Stored entries
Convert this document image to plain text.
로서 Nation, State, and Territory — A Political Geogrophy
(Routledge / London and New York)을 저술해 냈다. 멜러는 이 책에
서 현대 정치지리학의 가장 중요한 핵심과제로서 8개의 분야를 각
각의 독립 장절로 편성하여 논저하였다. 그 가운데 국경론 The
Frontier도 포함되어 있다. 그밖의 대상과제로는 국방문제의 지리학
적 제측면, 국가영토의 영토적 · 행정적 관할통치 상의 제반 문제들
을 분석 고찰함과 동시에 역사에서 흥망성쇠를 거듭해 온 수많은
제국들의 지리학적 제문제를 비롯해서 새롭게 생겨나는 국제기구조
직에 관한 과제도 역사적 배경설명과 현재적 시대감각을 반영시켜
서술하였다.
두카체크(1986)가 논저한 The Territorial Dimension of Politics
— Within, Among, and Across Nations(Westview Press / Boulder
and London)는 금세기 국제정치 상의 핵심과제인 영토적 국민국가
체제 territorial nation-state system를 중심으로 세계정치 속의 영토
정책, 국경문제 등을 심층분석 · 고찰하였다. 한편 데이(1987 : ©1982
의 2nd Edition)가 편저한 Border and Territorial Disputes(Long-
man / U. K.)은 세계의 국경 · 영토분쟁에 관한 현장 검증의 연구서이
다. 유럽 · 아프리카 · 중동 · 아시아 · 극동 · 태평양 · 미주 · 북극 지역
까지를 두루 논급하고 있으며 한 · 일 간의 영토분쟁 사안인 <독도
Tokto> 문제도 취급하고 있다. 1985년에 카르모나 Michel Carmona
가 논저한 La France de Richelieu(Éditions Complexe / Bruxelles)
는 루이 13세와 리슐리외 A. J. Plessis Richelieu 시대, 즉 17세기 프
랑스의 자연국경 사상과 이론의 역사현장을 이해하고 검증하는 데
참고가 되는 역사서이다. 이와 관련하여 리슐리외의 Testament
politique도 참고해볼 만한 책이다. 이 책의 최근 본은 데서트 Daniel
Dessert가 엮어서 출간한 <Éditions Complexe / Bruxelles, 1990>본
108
==
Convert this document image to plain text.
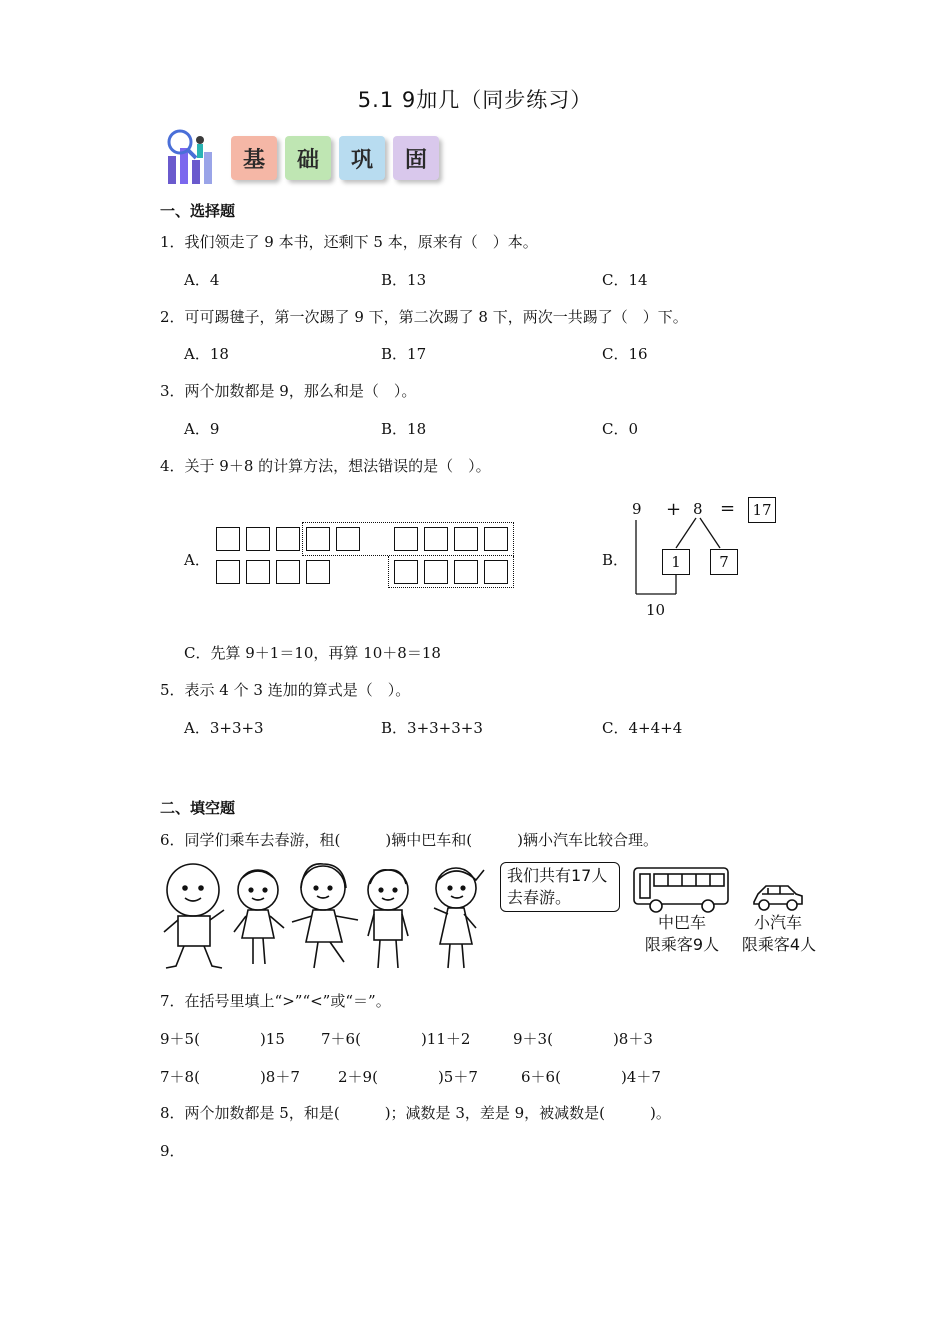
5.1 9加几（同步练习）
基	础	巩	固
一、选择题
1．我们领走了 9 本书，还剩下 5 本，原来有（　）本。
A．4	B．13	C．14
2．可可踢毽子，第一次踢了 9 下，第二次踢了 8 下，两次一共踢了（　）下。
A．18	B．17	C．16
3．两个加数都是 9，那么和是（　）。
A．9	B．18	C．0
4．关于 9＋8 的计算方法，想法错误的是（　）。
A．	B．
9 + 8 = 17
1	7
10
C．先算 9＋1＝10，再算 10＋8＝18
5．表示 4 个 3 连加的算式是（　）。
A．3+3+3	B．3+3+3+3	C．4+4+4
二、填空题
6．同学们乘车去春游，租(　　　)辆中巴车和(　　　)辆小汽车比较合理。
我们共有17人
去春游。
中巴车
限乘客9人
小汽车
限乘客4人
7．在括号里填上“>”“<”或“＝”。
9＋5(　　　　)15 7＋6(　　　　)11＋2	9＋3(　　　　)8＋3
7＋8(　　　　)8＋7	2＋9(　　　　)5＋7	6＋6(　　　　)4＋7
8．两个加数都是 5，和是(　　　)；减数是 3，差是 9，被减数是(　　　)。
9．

*Directions for this task*
Find the lines containing "两个加数都是" and pull them out.

*Task output*
3．两个加数都是 9，那么和是（　）。
8．两个加数都是 5，和是(　　　)；减数是 3，差是 9，被减数是(　　　)。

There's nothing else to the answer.